▶ Task statement
Work through the records below and tally every line containing "JSON". Reply with the total alone.

▶ Listing
◆ ◆ ◆ ◆
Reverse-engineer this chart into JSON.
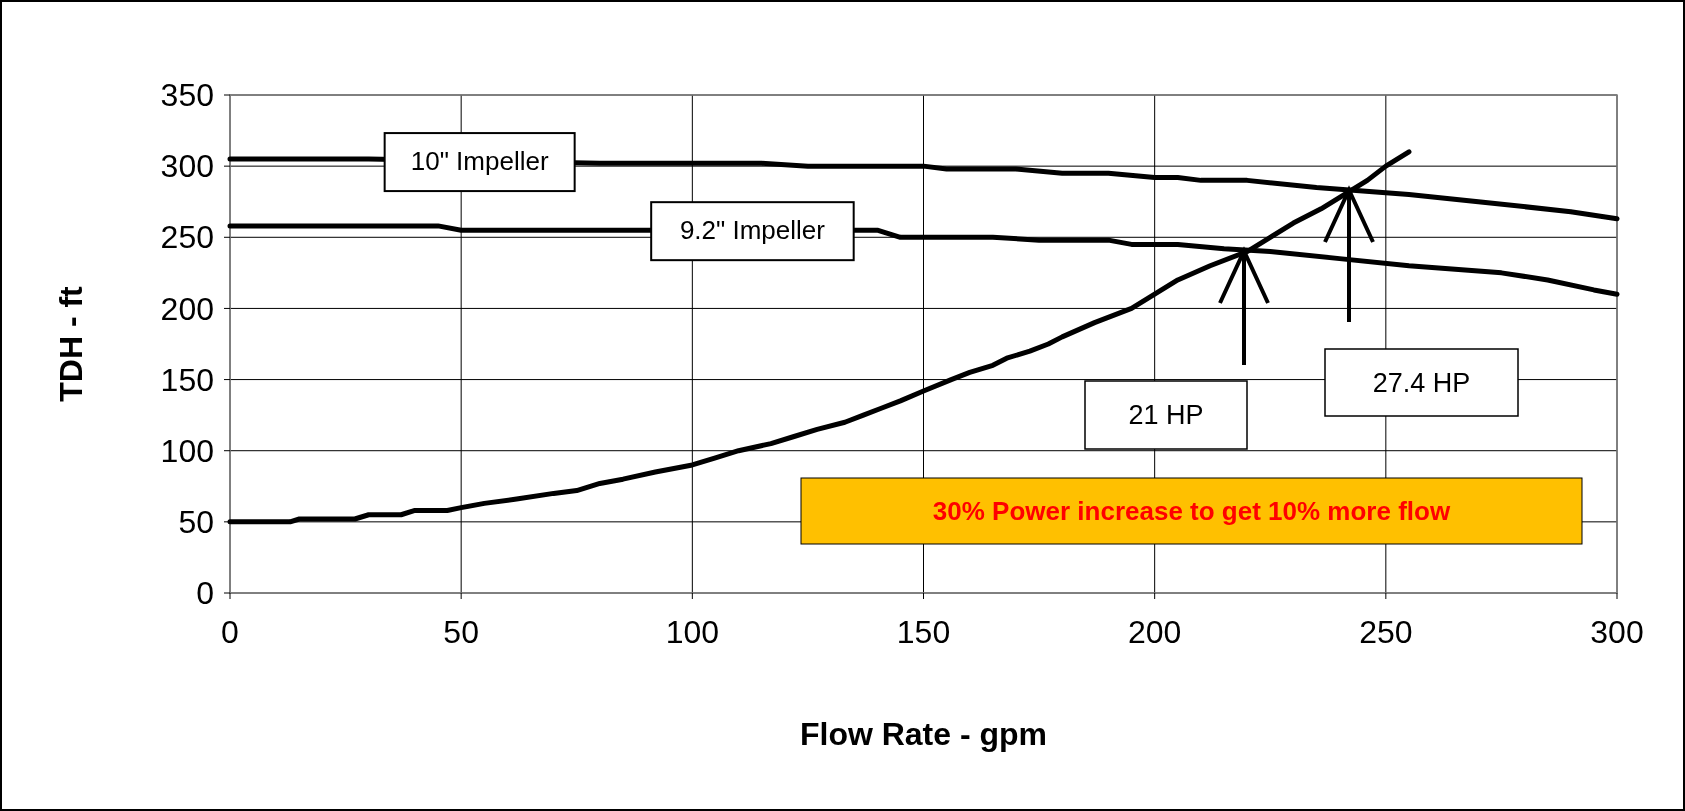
{
  "chart_data": {
    "type": "line",
    "xlabel": "Flow Rate - gpm",
    "ylabel": "TDH - ft",
    "xlim": [
      0,
      300
    ],
    "xticks": [
      0,
      50,
      100,
      150,
      200,
      250,
      300
    ],
    "ylim": [
      0,
      350
    ],
    "yticks": [
      0,
      50,
      100,
      150,
      200,
      250,
      300,
      350
    ],
    "grid": true,
    "marker": "none",
    "line_style": "solid",
    "series": [
      {
        "name": "10\" Impeller",
        "color": "#000000",
        "x": [
          0,
          30,
          80,
          115,
          125,
          150,
          155,
          170,
          180,
          190,
          200,
          205,
          210,
          220,
          235,
          255,
          270,
          290,
          300
        ],
        "values": [
          305,
          305,
          302,
          302,
          300,
          300,
          298,
          298,
          295,
          295,
          292,
          292,
          290,
          290,
          285,
          280,
          275,
          268,
          263
        ]
      },
      {
        "name": "9.2\" Impeller",
        "color": "#000000",
        "x": [
          0,
          45,
          50,
          140,
          145,
          165,
          175,
          190,
          195,
          205,
          215,
          225,
          240,
          255,
          275,
          285,
          295,
          300
        ],
        "values": [
          258,
          258,
          255,
          255,
          250,
          250,
          248,
          248,
          245,
          245,
          242,
          240,
          235,
          230,
          225,
          220,
          213,
          210
        ]
      },
      {
        "color": "#000000",
        "x": [
          0,
          13,
          15,
          27,
          30,
          37,
          40,
          47,
          50,
          55,
          62,
          70,
          75,
          80,
          85,
          92,
          100,
          105,
          110,
          117,
          122,
          127,
          133,
          137,
          141,
          145,
          150,
          156,
          160,
          165,
          168,
          173,
          177,
          180,
          187,
          195,
          200,
          205,
          212,
          220,
          225,
          230,
          236,
          241,
          246,
          250,
          255
        ],
        "values": [
          50,
          50,
          52,
          52,
          55,
          55,
          58,
          58,
          60,
          63,
          66,
          70,
          72,
          77,
          80,
          85,
          90,
          95,
          100,
          105,
          110,
          115,
          120,
          125,
          130,
          135,
          142,
          150,
          155,
          160,
          165,
          170,
          175,
          180,
          190,
          200,
          210,
          220,
          230,
          240,
          250,
          260,
          270,
          280,
          290,
          300,
          310
        ]
      }
    ],
    "annotations": [
      "21 HP",
      "27.4 HP",
      "30% Power increase to get 10% more flow"
    ]
  }
}
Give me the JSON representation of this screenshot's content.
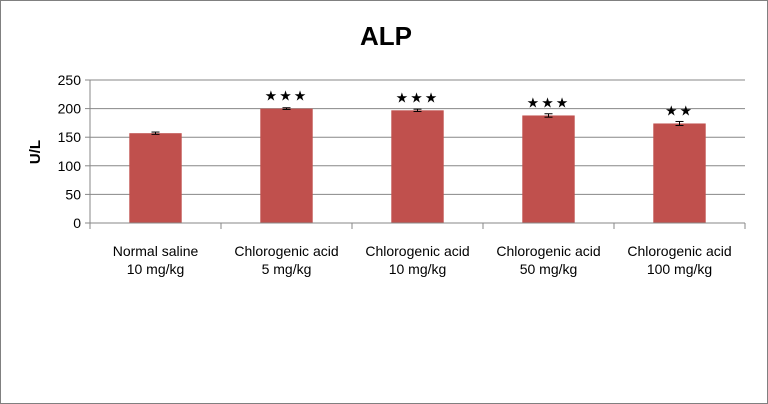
{
  "chart_data": {
    "type": "bar",
    "title": "ALP",
    "ylabel": "U/L",
    "xlabel": "",
    "ylim": [
      0,
      250
    ],
    "yticks": [
      0,
      50,
      100,
      150,
      200,
      250
    ],
    "grid": true,
    "categories": [
      [
        "Normal saline",
        "10 mg/kg"
      ],
      [
        "Chlorogenic acid",
        "5 mg/kg"
      ],
      [
        "Chlorogenic acid",
        "10 mg/kg"
      ],
      [
        "Chlorogenic acid",
        "50 mg/kg"
      ],
      [
        "Chlorogenic acid",
        "100 mg/kg"
      ]
    ],
    "values": [
      157,
      200,
      197,
      188,
      174
    ],
    "errors": [
      2,
      1.5,
      2,
      3,
      3.5
    ],
    "significance": [
      "",
      "★★★",
      "★★★",
      "★★★",
      "★★"
    ],
    "bar_color": "#c0504d"
  }
}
◆ ◆ ◆ ◆
▶ Result of the task
2